Mar 9, 2024
Winter Surgery
The most wonderful time to heal
Maybe it’s cold outside
… so it’s a good time to be inside! If the change in the seasons changes your daily routine, social calendar or overall personality, maybe it’s time for some intensive self-care. After you’ve unpacked your sweaters and put away your skirts and shorts, take some time to schedule that aesthetic surgery you’ve been considering forever. What will you do with your time this winter?
There are tons of hobbies and activities that can be done in the comfort of your home while the ice and snow rage outside, including puzzles, knitting and painting. You can lay on the couch and binge on Netflix… while you recover from plastic surgery!
Who needs a puzzle? Put yourself back together!
The cooler seasons are the perfect time to have aesthetic surgery done because:
The lower temperatures of autumn and winter - in the Northern Hemisphere - are Mother Nature’s way of helping you with swelling, inflammation and bruising control.
If you wear larger clothing when you’re cold, you can hide recovery garments more easily.
The sun’s harmful UV rays are typically less severe during fall and winter, which is great news if a scar reveals itself accidentally.
Having downtime in autumn and winter means you’ll be ready to hit the beach by summertime.
Cool your jets (and everything else)
Many plastic surgeons do not suggest using ice or heat packs on any part of your body post-surgery. Your nerves are still recovering - trying to figure out which of your ends is up, getting their own little nerve lives back in order - and they can’t tell you when you’ve been sitting on the heating pad for too long. You will need to manage your pain and swelling another way, like opening the front door and letting a little snow in.
Cooler weather can organically help regulate your body temperature, as long as you don’t do anything absurd like participating in a polar plunge. Let catching a glimpse of your newly sculpted body give you that adrenalin rush instead.
Is that a drain in your sweater?
Cooler weather usually means bigger clothing and that’s perfect for discreetly disguising dangling drains. Fluffy sweaters can conceal fajas and other types of compression garments. Thick, warm socks will slide right up your compression-socked legs.

→ CHECK YOUR UNDERSTANDING:
(1) On the winter surgery page, what can fluffy sweaters conceal?
(2) Please write out the part of the winter surgery page starting with "The cooler seasons" and going on through "garments more easily.", substituting "bulkier clothing" for "larger clothing".
(3) Decide whether each statement agrees with the winter surgery page. Answer yes or no, and quote the words that settle it.
(a) Many plastic surgeons recommend heat packs after surgery.
(b) Thick socks can go on over compression socks.
(c) UV rays are usually stronger during fall and winter.

→ DATASET:
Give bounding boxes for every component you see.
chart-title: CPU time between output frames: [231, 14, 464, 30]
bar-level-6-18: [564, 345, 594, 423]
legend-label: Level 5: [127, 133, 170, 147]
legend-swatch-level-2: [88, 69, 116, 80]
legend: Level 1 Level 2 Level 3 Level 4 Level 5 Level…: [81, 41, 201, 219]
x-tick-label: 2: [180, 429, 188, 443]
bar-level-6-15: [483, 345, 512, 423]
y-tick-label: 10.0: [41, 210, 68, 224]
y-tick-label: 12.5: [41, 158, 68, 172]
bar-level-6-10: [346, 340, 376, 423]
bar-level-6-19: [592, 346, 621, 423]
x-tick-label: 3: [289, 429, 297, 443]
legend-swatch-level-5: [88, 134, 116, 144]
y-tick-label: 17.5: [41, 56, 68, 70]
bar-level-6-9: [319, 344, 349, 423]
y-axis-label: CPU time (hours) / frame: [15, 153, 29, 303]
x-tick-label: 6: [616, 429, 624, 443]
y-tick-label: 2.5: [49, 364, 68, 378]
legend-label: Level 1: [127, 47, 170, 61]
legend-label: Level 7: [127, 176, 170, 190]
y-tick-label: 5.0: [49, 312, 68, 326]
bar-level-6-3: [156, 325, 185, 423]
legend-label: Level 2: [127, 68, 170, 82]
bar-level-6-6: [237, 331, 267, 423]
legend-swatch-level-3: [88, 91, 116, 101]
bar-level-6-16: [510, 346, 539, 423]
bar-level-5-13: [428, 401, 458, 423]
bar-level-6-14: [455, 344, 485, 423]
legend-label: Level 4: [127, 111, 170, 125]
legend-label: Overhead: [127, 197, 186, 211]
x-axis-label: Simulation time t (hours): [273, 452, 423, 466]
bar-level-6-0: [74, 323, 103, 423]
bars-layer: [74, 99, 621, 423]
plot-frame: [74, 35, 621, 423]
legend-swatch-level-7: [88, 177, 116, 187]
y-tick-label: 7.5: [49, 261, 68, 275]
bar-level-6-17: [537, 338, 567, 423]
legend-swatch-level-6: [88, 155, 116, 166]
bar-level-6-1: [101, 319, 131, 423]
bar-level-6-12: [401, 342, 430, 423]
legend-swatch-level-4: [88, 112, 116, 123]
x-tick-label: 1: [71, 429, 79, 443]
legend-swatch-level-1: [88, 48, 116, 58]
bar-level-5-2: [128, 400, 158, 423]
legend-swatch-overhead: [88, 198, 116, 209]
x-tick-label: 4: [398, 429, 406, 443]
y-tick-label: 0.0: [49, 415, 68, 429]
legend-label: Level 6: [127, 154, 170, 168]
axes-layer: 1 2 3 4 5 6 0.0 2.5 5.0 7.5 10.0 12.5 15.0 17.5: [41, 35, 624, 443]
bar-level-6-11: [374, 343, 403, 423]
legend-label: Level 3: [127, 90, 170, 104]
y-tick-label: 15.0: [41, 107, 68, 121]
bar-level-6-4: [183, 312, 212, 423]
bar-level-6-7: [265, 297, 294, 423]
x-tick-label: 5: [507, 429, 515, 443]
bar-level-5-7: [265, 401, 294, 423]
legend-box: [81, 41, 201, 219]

→ TASK-BY-TASK ANSWERS:
(1) Fajas and other types of compression garments.

(2)
The cooler seasons are the perfect time to have aesthetic surgery done because:
The lower temperatures of autumn and winter - in the Northern Hemisphere - are Mother Nature’s way of helping you with swelling, inflammation and bruising control.
If you wear bulkier clothing when you’re cold, you can hide recovery garments more easily.

(3)
(a) No: "Many plastic surgeons do not suggest using ice or heat packs on any part of your body post-surgery."
(b) Yes: "Thick, warm socks will slide right up your compression-socked legs."
(c) No: "The sun’s harmful UV rays are typically less severe during fall and winter"